■ What the task asks
Scan each line of the records for the word "icon" and extract the ones that have it.

......

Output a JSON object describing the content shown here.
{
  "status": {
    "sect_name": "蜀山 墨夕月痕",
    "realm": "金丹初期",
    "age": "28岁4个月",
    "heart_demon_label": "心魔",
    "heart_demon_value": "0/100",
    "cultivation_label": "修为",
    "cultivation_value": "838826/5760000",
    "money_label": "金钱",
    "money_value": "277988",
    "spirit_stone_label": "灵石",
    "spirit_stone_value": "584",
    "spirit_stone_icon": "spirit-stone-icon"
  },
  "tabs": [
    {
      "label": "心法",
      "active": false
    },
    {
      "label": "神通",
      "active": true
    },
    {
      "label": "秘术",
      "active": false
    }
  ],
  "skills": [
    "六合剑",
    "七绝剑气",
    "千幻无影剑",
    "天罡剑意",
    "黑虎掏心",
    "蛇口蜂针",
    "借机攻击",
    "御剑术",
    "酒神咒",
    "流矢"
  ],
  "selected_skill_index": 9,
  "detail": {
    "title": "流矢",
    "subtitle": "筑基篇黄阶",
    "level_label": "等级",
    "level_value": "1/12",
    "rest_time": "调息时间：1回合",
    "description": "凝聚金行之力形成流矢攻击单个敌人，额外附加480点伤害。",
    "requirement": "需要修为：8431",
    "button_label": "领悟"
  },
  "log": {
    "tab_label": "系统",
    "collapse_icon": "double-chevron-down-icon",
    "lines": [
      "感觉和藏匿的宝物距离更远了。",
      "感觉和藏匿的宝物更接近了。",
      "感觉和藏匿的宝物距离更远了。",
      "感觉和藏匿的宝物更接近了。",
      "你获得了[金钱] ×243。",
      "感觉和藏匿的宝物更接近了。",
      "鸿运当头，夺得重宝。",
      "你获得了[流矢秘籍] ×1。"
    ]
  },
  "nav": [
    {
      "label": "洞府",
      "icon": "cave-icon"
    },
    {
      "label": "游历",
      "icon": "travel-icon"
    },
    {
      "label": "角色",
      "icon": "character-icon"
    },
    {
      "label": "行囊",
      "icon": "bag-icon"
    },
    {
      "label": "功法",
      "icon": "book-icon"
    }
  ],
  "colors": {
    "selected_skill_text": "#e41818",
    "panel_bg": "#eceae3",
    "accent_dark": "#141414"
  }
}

......

■ Answer for the task
    "spirit_stone_icon": "spirit-stone-icon"
    "collapse_icon": "double-chevron-down-icon",
      "icon": "cave-icon"
      "icon": "travel-icon"
      "icon": "character-icon"
      "icon": "bag-icon"
      "icon": "book-icon"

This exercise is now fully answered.